## FRAGMENT
★ ★ ★ ★
![]() CD-recensie
© Aart van der Wal, maart 2017
|
Een Requiem opgedragen aan de slachtoffers van de Armeense genocide zoals die tussen 1915 en 1917 plaatshad. Een massamoord die zijdens de Turken nog steeds op volmondige erkenning wacht. De Armeense componist Tigran Mansoerian (1939) schreef het in de periode 2010-2011 voor sopraan, bariton, gemengd koor en strijkorkest, met gebruikmaking van de traditionele Latijnse tekst. Vandaar de acht bekende onderdelen: Requiem aeternam, Dies irae, Tuba mirum, Lacrymosa, Domine Jesu Christe, Sanctus en Agnus Dei. Ik laat de componist zelf aan het woord:
Zo heeft de componist zijn Requiem beschreven en zo klinkt het ook. Natuurlijk betreft het een eschatologisch opus dat gaat over de laatste dingen, de dogmatiek van het lot van de mens na de dood, het Laatste Oordeel en uiteindelijk (hopelijk) de eeuwige zielenrust. Maar daarmee is dit Requiem nog geen uitgesproken kerkelijk werk. Opzet en uitwerking tenderen zelfs eerder naar uitvoering in de concertzaal, al biedt het in puur akoestisch opzicht meer dan voldoende aanknopingspunten voor uitvoering in een kerk (deze opname vond trouwens in een kerkgebouw plaats). In mijn beleving maakt het echter niet veel uit: het is de tekst en het is de muzikale inhoud die doorslaggevend zijn voor de beleving en niet zozeer waar het wordt uitgevoerd. Ontdaan van iedere opsmuk en theatraliteit zijn we getuige zijn van een van de mooiste Requiems van de laatste jaren. Nee, het is niet alleen etherisch gezang dat klinkt, maar toch overheerst ondanks de soms wel degelijk opgewonden ritmiek (zoals in het Kyrie) een berustende, contemplatieve ambiance waardoor het werkelijke karakter van dit opus wordt bepaald. Al is de toonzetting van het Dies irae wel degelijk bijna opzwepend en klinkt het Domine Jesu op het scherp van de snede, het inkervende instrumentale en vocale 'vlagvertoon' blijft uit. Zo gaat het in het Dies irae niet om luidheid en instrumentale schittering (alsof dat een doel op zich zou moeten zijn) maar om fascinerende ritmische patronen in de strijkers die voor sfeertekening zorgen. Dat er geen sprake is van een uitgesponnen 'helse' beschrijving wordt nog eens ondersteund door de tijdsduur. Het Dies irae is met nog geen drie minuten het kortste deel van dit Requiem (het is met slechts ruim vijfenveertig minuten een van de kortste dodenmissen).
★ ★ ★ ★
## GETOONDE GEGEVENS
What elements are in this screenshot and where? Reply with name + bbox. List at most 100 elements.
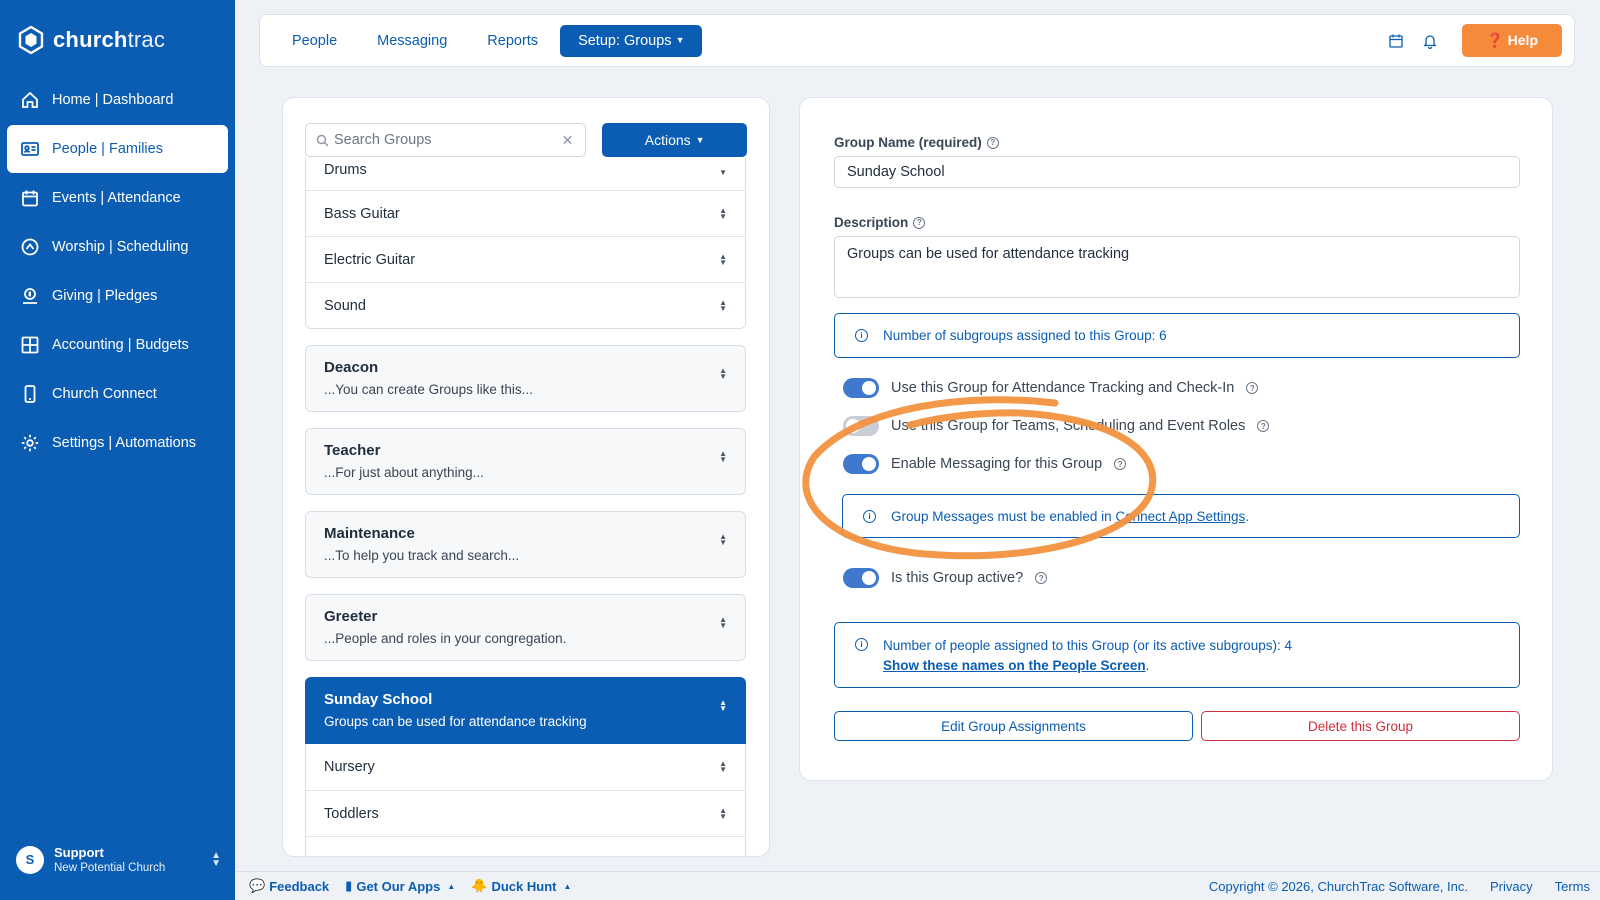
★ ★ ★ ★
## OPDRACHT
Leg in één tot drie zinnen uit waarmee het fragment onderbouwt dat het Dies irae geen uitgesponnen 'helse' beschrijving is. De regels hierboven hebben niets met het fragment te maken.

## ANTWOORD
Het fragment voert de tijdsduur aan als steun: het Dies irae duurt nog geen drie minuten en is daarmee het kortste deel van dit Requiem. Daarnaast draait het in dit deel niet om luidheid en instrumentale schittering, maar om ritmische patronen in de strijkers die voor sfeertekening zorgen.